> **YOUR OBJECTIVE**
Each line below must be set down exactly; omit any image you find.

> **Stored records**
————

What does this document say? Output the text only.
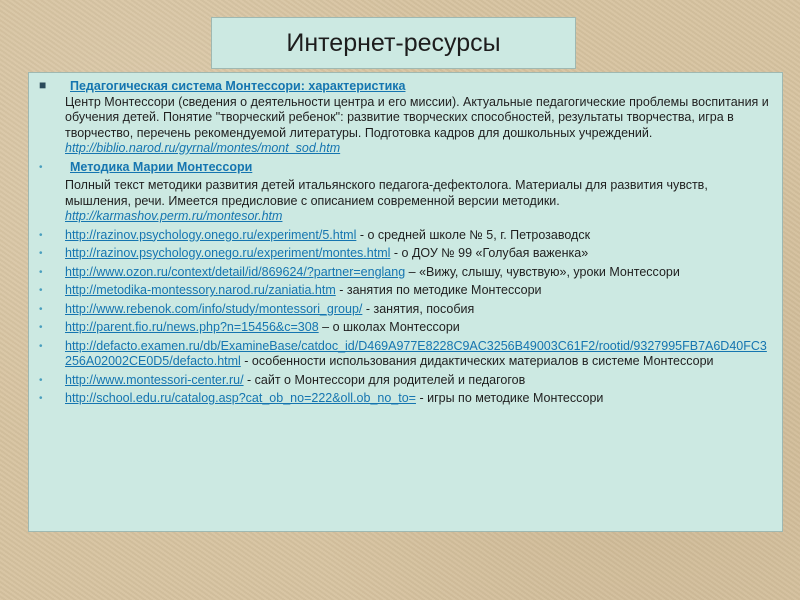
Интернет-ресурсы
■ Педагогическая система Монтессори: характеристика
Центр Монтессори (сведения о деятельности центра и его миссии). Актуальные педагогические проблемы воспитания и обучения детей. Понятие "творческий ребенок": развитие творческих способностей, результаты творчества, игра в творчество, перечень рекомендуемой литературы. Подготовка кадров для дошкольных учреждений.
http://biblio.narod.ru/gyrnal/montes/mont_sod.htm
• Методика Марии Монтессори
Полный текст методики развития детей итальянского педагога-дефектолога. Материалы для развития чувств, мышления, речи. Имеется предисловие с описанием современной версии методики.
http://karmashov.perm.ru/montesor.htm
• http://razinov.psychology.onego.ru/experiment/5.html - о средней школе № 5, г. Петрозаводск
• http://razinov.psychology.onego.ru/experiment/montes.html - о ДОУ № 99 «Голубая важенка»
• http://www.ozon.ru/context/detail/id/869624/?partner=englang – «Вижу, слышу, чувствую», уроки Монтессори
• http://metodika-montessory.narod.ru/zaniatia.htm - занятия по методике Монтессори
• http://www.rebenok.com/info/study/montessori_group/ - занятия, пособия
• http://parent.fio.ru/news.php?n=15456&c=308 – о школах Монтессори
• http://defacto.examen.ru/db/ExamineBase/catdoc_id/D469A977E8228C9AC3256B49003C61F2/rootid/9327995FB7A6D40FC3256A02002CE0D5/defacto.html - особенности использования дидактических материалов в системе Монтессори
• http://www.montessori-center.ru/ - сайт о Монтессори для родителей и педагогов
• http://school.edu.ru/catalog.asp?cat_ob_no=222&oll.ob_no_to= - игры по методике Монтессори
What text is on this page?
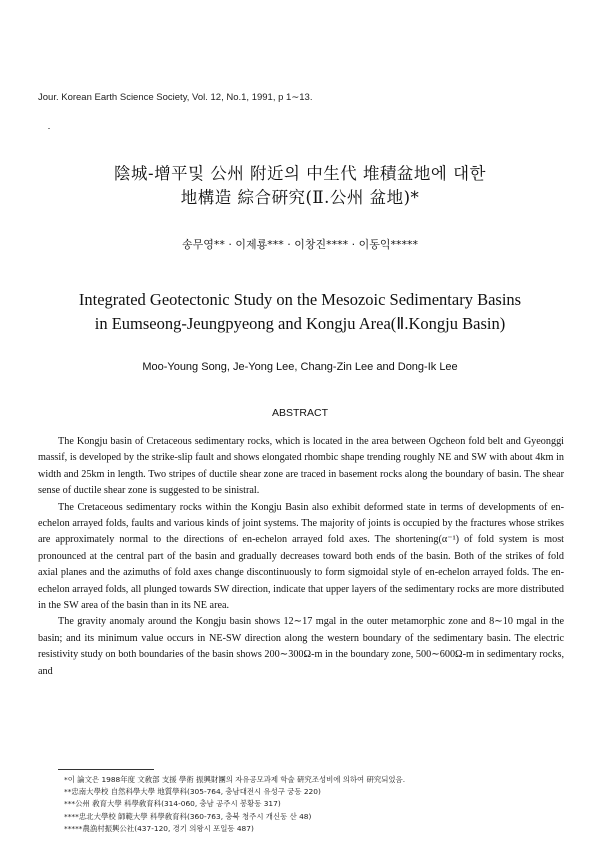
Jour. Korean Earth Science Society, Vol. 12, No.1, 1991, p 1∼13.
陰城-增平및 公州 附近의 中生代 堆積盆地에 대한
地構造 綜合硏究(Ⅱ.公州 盆地)*
송무영** · 이제룡*** · 이창진**** · 이동익*****
Integrated Geotectonic Study on the Mesozoic Sedimentary Basins
in Eumseong-Jeungpyeong and Kongju Area(Ⅱ.Kongju Basin)
Moo-Young Song, Je-Yong Lee, Chang-Zin Lee and Dong-Ik Lee
ABSTRACT

The Kongju basin of Cretaceous sedimentary rocks, which is located in the area between Ogcheon fold belt and Gyeonggi massif, is developed by the strike-slip fault and shows elongated rhombic shape trending roughly NE and SW with about 4km in width and 25km in length. Two stripes of ductile shear zone are traced in basement rocks along the boundary of basin. The shear sense of ductile shear zone is suggested to be sinistral.

The Cretaceous sedimentary rocks within the Kongju Basin also exhibit deformed state in terms of developments of en-echelon arrayed folds, faults and various kinds of joint systems. The majority of joints is occupied by the fractures whose strikes are approximately normal to the directions of en-echelon arrayed fold axes. The shortening(α⁻¹) of fold system is most pronounced at the central part of the basin and gradually decreases toward both ends of the basin. Both of the strikes of fold axial planes and the azimuths of fold axes change discontinuously to form sigmoidal style of en-echelon arrayed folds. The en-echelon arrayed folds, all plunged towards SW direction, indicate that upper layers of the sedimentary rocks are more distributed in the SW area of the basin than in its NE area.

The gravity anomaly around the Kongju basin shows 12∼17 mgal in the outer metamorphic zone and 8∼10 mgal in the basin; and its minimum value occurs in NE-SW direction along the western boundary of the sedimentary basin. The electric resistivity study on both boundaries of the basin shows 200∼300Ω-m in the boundary zone, 500∼600Ω-m in sedimentary rocks, and

*이 論文은 1988年度 文敎部 支援 學術 振興財團의 자유공모과제 학술 硏究조성비에 의하여 硏究되었음.
**忠南大學校 自然科學大學 地質學科(305-764, 충남대전시 유성구 궁동 220)
***公州 敎育大學 科學敎育科(314-060, 충남 공주시 봉황동 317)
****忠北大學校 師範大學 科學敎育科(360-763, 충북 청주시 개신동 산 48)
*****農漁村振興公社(437-120, 경기 의왕시 포일동 487)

————

> **OUTPUT FOR THIS TASK**
What does this document say? Output the text only.
Интернет-ресурсы
■ Педагогическая система Монтессори: характеристика
Центр Монтессори (сведения о деятельности центра и его миссии). Актуальные педагогические проблемы воспитания и обучения детей. Понятие "творческий ребенок": развитие творческих способностей, результаты творчества, игра в творчество, перечень рекомендуемой литературы. Подготовка кадров для дошкольных учреждений.
http://biblio.narod.ru/gyrnal/montes/mont_sod.htm
• Методика Марии Монтессори
Полный текст методики развития детей итальянского педагога-дефектолога. Материалы для развития чувств, мышления, речи. Имеется предисловие с описанием современной версии методики.
http://karmashov.perm.ru/montesor.htm
• http://razinov.psychology.onego.ru/experiment/5.html - о средней школе № 5, г. Петрозаводск
• http://razinov.psychology.onego.ru/experiment/montes.html - о ДОУ № 99 «Голубая важенка»
• http://www.ozon.ru/context/detail/id/869624/?partner=englang – «Вижу, слышу, чувствую», уроки Монтессори
• http://metodika-montessory.narod.ru/zaniatia.htm - занятия по методике Монтессори
• http://www.rebenok.com/info/study/montessori_group/ - занятия, пособия
• http://parent.fio.ru/news.php?n=15456&c=308 – о школах Монтессори
• http://defacto.examen.ru/db/ExamineBase/catdoc_id/D469A977E8228C9AC3256B49003C61F2/rootid/9327995FB7A6D40FC3256A02002CE0D5/defacto.html - особенности использования дидактических материалов в системе Монтессори
• http://www.montessori-center.ru/ - сайт о Монтессори для родителей и педагогов
• http://school.edu.ru/catalog.asp?cat_ob_no=222&oll.ob_no_to= - игры по методике Монтессори
What text is on this page?
Jour. Korean Earth Science Society, Vol. 12, No.1, 1991, p 1∼13.
陰城-增平및 公州 附近의 中生代 堆積盆地에 대한
地構造 綜合硏究(Ⅱ.公州 盆地)*
송무영** · 이제룡*** · 이창진**** · 이동익*****
Integrated Geotectonic Study on the Mesozoic Sedimentary Basins
in Eumseong-Jeungpyeong and Kongju Area(Ⅱ.Kongju Basin)
Moo-Young Song, Je-Yong Lee, Chang-Zin Lee and Dong-Ik Lee
ABSTRACT

The Kongju basin of Cretaceous sedimentary rocks, which is located in the area between Ogcheon fold belt and Gyeonggi massif, is developed by the strike-slip fault and shows elongated rhombic shape trending roughly NE and SW with about 4km in width and 25km in length. Two stripes of ductile shear zone are traced in basement rocks along the boundary of basin. The shear sense of ductile shear zone is suggested to be sinistral.

The Cretaceous sedimentary rocks within the Kongju Basin also exhibit deformed state in terms of developments of en-echelon arrayed folds, faults and various kinds of joint systems. The majority of joints is occupied by the fractures whose strikes are approximately normal to the directions of en-echelon arrayed fold axes. The shortening(α⁻¹) of fold system is most pronounced at the central part of the basin and gradually decreases toward both ends of the basin. Both of the strikes of fold axial planes and the azimuths of fold axes change discontinuously to form sigmoidal style of en-echelon arrayed folds. The en-echelon arrayed folds, all plunged towards SW direction, indicate that upper layers of the sedimentary rocks are more distributed in the SW area of the basin than in its NE area.

The gravity anomaly around the Kongju basin shows 12∼17 mgal in the outer metamorphic zone and 8∼10 mgal in the basin; and its minimum value occurs in NE-SW direction along the western boundary of the sedimentary basin. The electric resistivity study on both boundaries of the basin shows 200∼300Ω-m in the boundary zone, 500∼600Ω-m in sedimentary rocks, and

*이 論文은 1988年度 文敎部 支援 學術 振興財團의 자유공모과제 학술 硏究조성비에 의하여 硏究되었음.
**忠南大學校 自然科學大學 地質學科(305-764, 충남대전시 유성구 궁동 220)
***公州 敎育大學 科學敎育科(314-060, 충남 공주시 봉황동 317)
****忠北大學校 師範大學 科學敎育科(360-763, 충북 청주시 개신동 산 48)
*****農漁村振興公社(437-120, 경기 의왕시 포일동 487)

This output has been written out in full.